* [WRITTEN PROBLEM] Pick out each line containing the string "ylabel" and copy it.

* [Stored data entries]
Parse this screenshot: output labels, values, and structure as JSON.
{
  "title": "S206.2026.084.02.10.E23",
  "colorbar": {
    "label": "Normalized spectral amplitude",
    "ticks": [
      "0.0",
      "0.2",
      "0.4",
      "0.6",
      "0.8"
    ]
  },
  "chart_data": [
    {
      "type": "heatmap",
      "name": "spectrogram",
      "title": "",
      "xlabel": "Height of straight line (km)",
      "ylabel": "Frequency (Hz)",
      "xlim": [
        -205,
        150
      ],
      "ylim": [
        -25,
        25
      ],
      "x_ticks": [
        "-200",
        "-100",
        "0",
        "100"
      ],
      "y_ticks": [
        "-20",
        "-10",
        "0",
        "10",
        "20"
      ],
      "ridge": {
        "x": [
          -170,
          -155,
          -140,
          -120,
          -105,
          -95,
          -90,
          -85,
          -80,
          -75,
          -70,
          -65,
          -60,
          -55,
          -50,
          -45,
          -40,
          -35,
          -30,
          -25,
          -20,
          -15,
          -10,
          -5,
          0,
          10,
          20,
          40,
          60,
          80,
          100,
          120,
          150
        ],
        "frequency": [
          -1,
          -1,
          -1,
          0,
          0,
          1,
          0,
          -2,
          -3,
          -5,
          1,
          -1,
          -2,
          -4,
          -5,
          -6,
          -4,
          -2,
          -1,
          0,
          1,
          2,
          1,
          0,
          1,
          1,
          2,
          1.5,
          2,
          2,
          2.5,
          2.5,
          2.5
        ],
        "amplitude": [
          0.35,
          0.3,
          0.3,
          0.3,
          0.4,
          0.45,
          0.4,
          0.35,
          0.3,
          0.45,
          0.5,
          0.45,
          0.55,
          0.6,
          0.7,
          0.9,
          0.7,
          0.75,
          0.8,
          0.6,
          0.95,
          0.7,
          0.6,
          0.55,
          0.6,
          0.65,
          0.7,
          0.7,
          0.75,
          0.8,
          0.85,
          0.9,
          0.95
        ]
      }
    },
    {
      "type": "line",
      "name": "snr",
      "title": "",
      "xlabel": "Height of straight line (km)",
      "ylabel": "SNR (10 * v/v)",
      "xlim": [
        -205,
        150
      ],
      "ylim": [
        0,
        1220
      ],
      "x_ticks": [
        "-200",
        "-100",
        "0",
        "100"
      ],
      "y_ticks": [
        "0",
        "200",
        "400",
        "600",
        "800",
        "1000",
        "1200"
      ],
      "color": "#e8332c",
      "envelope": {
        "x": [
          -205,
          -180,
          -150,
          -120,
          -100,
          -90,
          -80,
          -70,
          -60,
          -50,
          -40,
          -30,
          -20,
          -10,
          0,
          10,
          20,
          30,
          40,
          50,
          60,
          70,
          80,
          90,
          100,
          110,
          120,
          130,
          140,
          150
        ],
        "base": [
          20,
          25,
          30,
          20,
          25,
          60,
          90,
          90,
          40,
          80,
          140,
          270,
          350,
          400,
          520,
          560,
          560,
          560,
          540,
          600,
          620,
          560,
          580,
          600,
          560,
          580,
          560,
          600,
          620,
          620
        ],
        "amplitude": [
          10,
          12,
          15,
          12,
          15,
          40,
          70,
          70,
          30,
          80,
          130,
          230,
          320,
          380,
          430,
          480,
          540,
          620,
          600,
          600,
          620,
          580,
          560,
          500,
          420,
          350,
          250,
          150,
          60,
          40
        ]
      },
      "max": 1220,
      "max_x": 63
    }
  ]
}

---

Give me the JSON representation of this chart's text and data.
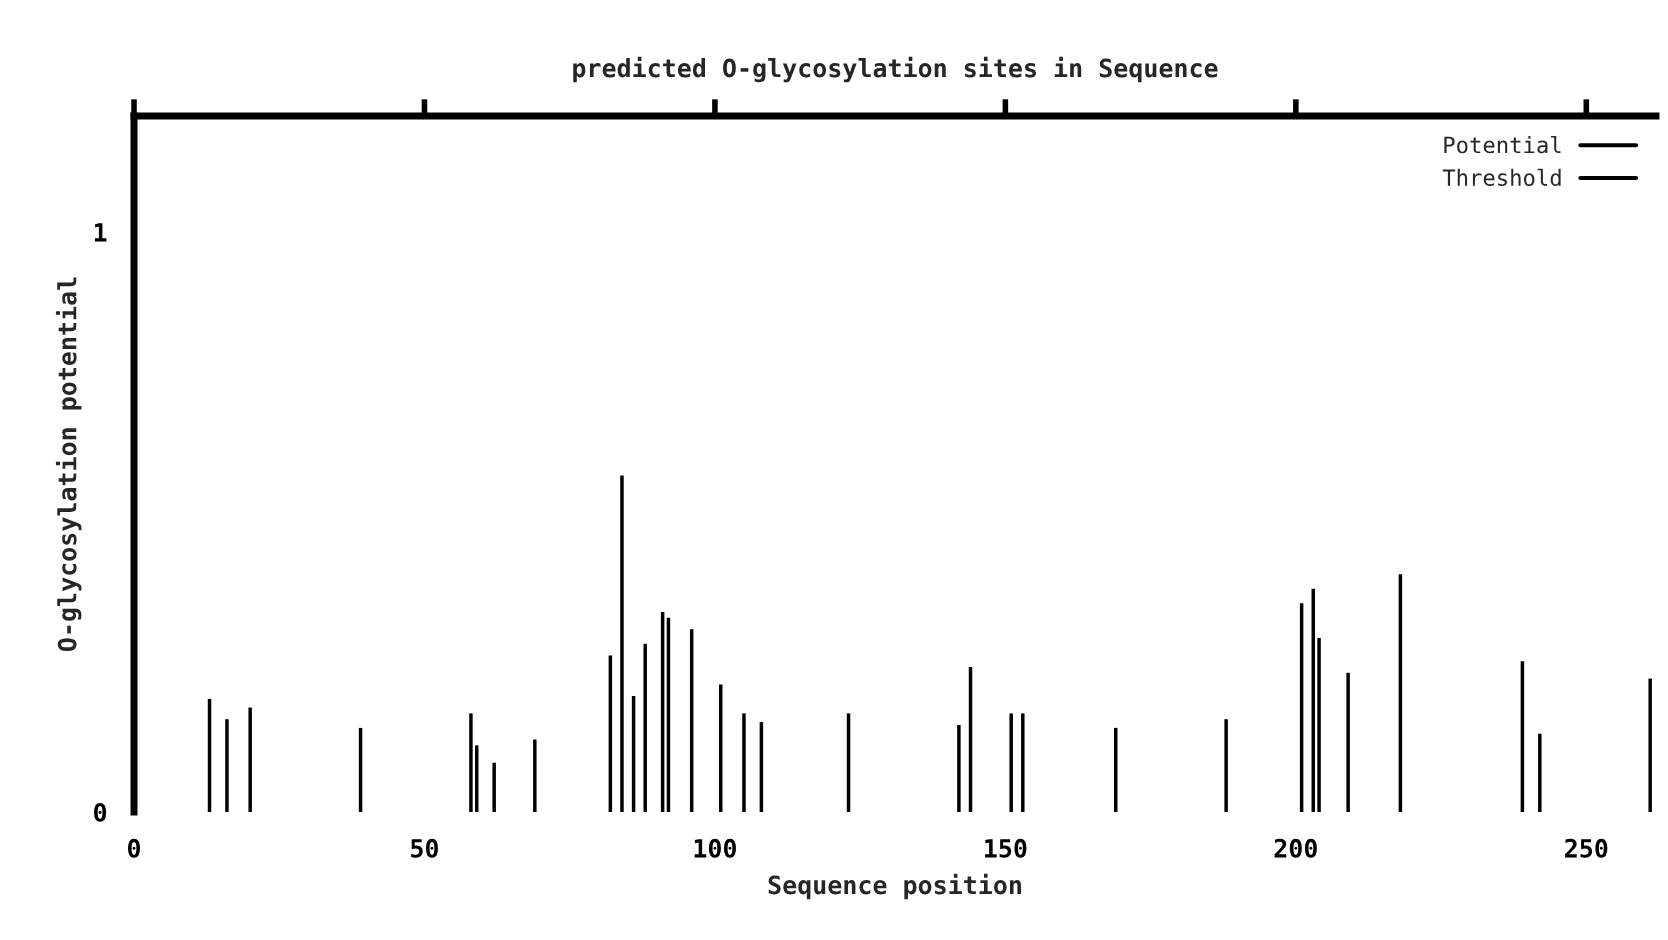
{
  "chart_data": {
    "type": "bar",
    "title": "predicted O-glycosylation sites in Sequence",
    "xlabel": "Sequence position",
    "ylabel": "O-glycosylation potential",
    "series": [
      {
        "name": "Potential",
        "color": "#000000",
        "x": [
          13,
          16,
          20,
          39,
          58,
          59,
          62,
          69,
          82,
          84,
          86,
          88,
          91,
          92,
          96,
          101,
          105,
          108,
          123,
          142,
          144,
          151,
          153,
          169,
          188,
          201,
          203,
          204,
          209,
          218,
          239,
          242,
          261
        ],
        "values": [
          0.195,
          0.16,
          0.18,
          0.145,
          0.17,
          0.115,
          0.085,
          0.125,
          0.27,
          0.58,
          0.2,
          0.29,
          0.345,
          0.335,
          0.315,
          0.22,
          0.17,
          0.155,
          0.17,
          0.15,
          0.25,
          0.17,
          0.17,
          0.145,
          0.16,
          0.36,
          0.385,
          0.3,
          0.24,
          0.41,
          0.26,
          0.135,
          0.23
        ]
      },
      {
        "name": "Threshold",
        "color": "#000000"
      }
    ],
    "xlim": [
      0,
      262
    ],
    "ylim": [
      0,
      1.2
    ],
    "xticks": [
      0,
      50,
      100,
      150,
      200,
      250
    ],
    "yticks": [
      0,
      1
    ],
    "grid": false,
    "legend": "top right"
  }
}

--

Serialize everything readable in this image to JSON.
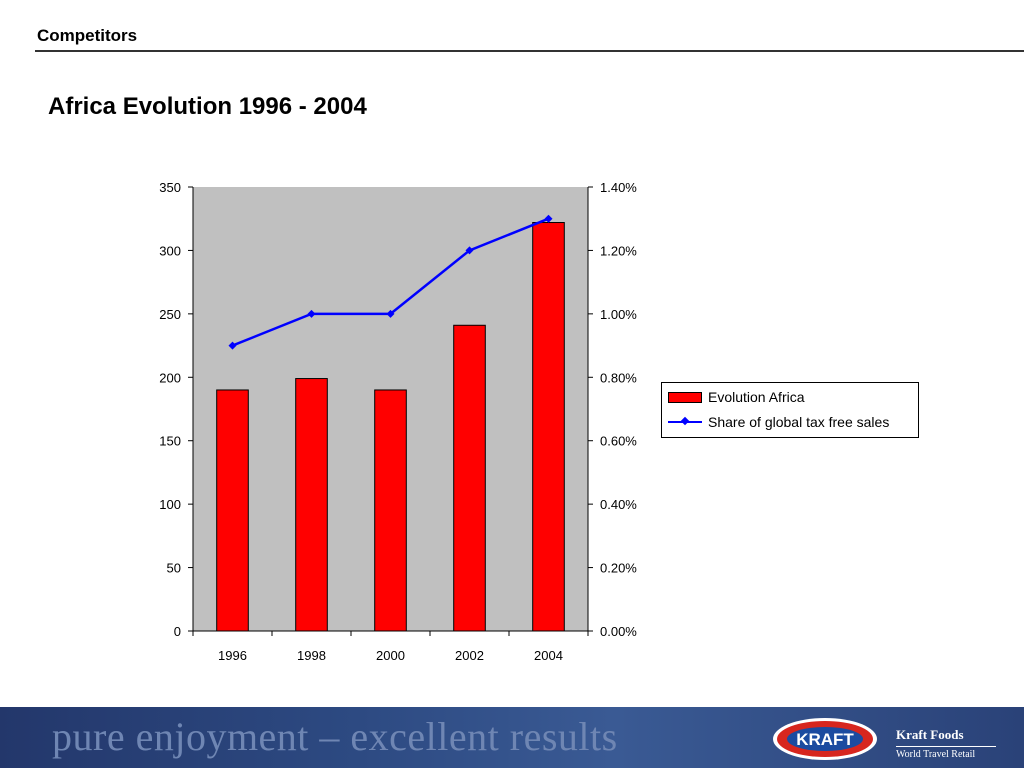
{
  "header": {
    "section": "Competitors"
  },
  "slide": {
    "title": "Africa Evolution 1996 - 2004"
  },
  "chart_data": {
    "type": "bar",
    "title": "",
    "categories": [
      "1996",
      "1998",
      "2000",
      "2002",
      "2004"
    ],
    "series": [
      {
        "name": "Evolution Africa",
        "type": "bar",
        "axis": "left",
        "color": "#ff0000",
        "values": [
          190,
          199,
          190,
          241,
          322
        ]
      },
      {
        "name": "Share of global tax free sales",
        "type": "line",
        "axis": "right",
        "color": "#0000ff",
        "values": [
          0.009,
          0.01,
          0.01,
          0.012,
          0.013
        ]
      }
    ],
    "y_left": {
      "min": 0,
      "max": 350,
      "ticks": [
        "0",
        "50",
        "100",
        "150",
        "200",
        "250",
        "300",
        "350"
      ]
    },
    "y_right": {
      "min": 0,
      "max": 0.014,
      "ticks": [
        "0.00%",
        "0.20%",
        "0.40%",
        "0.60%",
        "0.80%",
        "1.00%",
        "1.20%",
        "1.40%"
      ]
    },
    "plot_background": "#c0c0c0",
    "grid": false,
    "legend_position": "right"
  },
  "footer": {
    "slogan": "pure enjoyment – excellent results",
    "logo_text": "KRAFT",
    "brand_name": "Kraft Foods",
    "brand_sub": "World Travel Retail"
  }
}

* [RESULT BELOW]
      "ylabel": "Frequency (Hz)",
      "ylabel": "SNR (10 * v/v)",
    "ylabel": "O-glycosylation potential",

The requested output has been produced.